- _STORED RECORDS_
[BEGIN]

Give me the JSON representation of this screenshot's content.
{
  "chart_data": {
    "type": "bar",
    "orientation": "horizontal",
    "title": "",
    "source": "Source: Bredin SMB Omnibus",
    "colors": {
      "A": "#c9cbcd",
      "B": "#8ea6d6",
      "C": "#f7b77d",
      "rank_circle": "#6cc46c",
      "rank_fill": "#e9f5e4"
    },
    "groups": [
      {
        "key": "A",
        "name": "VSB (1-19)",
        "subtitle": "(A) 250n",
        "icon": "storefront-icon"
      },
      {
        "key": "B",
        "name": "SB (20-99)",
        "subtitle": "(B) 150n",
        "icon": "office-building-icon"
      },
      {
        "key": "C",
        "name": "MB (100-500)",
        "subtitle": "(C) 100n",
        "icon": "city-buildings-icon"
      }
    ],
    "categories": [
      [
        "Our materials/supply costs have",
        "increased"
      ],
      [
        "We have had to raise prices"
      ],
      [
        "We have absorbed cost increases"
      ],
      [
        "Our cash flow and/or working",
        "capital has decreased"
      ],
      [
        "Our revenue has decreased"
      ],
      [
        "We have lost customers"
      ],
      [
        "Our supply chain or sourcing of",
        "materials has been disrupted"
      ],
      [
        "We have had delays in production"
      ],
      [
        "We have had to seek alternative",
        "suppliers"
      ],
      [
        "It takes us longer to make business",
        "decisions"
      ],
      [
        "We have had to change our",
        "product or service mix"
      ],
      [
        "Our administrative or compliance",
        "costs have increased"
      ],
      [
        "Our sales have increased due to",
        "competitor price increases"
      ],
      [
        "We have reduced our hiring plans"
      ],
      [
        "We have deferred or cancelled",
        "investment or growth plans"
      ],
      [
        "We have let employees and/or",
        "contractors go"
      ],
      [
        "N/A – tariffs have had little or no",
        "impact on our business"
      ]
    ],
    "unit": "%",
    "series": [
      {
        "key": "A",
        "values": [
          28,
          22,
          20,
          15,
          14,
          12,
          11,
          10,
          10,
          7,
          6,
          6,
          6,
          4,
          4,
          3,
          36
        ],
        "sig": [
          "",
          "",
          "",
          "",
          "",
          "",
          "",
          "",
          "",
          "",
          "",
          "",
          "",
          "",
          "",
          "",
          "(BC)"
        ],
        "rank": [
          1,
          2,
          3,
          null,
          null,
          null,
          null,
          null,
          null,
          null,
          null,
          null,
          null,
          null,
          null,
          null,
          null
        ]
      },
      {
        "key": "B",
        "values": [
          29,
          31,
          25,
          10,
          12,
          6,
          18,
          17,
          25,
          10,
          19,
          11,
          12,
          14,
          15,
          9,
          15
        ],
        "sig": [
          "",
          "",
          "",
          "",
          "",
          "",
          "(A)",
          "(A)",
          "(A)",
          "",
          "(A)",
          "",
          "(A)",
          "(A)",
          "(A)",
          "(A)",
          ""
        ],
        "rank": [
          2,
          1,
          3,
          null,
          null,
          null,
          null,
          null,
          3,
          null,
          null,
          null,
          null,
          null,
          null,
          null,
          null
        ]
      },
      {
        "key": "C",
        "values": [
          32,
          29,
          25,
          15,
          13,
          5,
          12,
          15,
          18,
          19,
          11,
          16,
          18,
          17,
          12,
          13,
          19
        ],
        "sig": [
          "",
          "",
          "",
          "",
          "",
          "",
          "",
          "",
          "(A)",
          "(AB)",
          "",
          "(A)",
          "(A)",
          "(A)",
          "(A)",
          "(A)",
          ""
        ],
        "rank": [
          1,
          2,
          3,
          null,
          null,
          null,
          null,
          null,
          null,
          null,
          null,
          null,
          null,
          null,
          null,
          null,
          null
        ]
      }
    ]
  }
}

[END]

- _STATED GOAL_
Each entry above is to be printed again exactly.

- _TASK SOLUTION_
Give me the JSON representation of this screenshot's content.
{
  "chart_data": {
    "type": "bar",
    "orientation": "horizontal",
    "title": "",
    "source": "Source: Bredin SMB Omnibus",
    "colors": {
      "A": "#c9cbcd",
      "B": "#8ea6d6",
      "C": "#f7b77d",
      "rank_circle": "#6cc46c",
      "rank_fill": "#e9f5e4"
    },
    "groups": [
      {
        "key": "A",
        "name": "VSB (1-19)",
        "subtitle": "(A) 250n",
        "icon": "storefront-icon"
      },
      {
        "key": "B",
        "name": "SB (20-99)",
        "subtitle": "(B) 150n",
        "icon": "office-building-icon"
      },
      {
        "key": "C",
        "name": "MB (100-500)",
        "subtitle": "(C) 100n",
        "icon": "city-buildings-icon"
      }
    ],
    "categories": [
      [
        "Our materials/supply costs have",
        "increased"
      ],
      [
        "We have had to raise prices"
      ],
      [
        "We have absorbed cost increases"
      ],
      [
        "Our cash flow and/or working",
        "capital has decreased"
      ],
      [
        "Our revenue has decreased"
      ],
      [
        "We have lost customers"
      ],
      [
        "Our supply chain or sourcing of",
        "materials has been disrupted"
      ],
      [
        "We have had delays in production"
      ],
      [
        "We have had to seek alternative",
        "suppliers"
      ],
      [
        "It takes us longer to make business",
        "decisions"
      ],
      [
        "We have had to change our",
        "product or service mix"
      ],
      [
        "Our administrative or compliance",
        "costs have increased"
      ],
      [
        "Our sales have increased due to",
        "competitor price increases"
      ],
      [
        "We have reduced our hiring plans"
      ],
      [
        "We have deferred or cancelled",
        "investment or growth plans"
      ],
      [
        "We have let employees and/or",
        "contractors go"
      ],
      [
        "N/A – tariffs have had little or no",
        "impact on our business"
      ]
    ],
    "unit": "%",
    "series": [
      {
        "key": "A",
        "values": [
          28,
          22,
          20,
          15,
          14,
          12,
          11,
          10,
          10,
          7,
          6,
          6,
          6,
          4,
          4,
          3,
          36
        ],
        "sig": [
          "",
          "",
          "",
          "",
          "",
          "",
          "",
          "",
          "",
          "",
          "",
          "",
          "",
          "",
          "",
          "",
          "(BC)"
        ],
        "rank": [
          1,
          2,
          3,
          null,
          null,
          null,
          null,
          null,
          null,
          null,
          null,
          null,
          null,
          null,
          null,
          null,
          null
        ]
      },
      {
        "key": "B",
        "values": [
          29,
          31,
          25,
          10,
          12,
          6,
          18,
          17,
          25,
          10,
          19,
          11,
          12,
          14,
          15,
          9,
          15
        ],
        "sig": [
          "",
          "",
          "",
          "",
          "",
          "",
          "(A)",
          "(A)",
          "(A)",
          "",
          "(A)",
          "",
          "(A)",
          "(A)",
          "(A)",
          "(A)",
          ""
        ],
        "rank": [
          2,
          1,
          3,
          null,
          null,
          null,
          null,
          null,
          3,
          null,
          null,
          null,
          null,
          null,
          null,
          null,
          null
        ]
      },
      {
        "key": "C",
        "values": [
          32,
          29,
          25,
          15,
          13,
          5,
          12,
          15,
          18,
          19,
          11,
          16,
          18,
          17,
          12,
          13,
          19
        ],
        "sig": [
          "",
          "",
          "",
          "",
          "",
          "",
          "",
          "",
          "(A)",
          "(AB)",
          "",
          "(A)",
          "(A)",
          "(A)",
          "(A)",
          "(A)",
          ""
        ],
        "rank": [
          1,
          2,
          3,
          null,
          null,
          null,
          null,
          null,
          null,
          null,
          null,
          null,
          null,
          null,
          null,
          null,
          null
        ]
      }
    ]
  }
}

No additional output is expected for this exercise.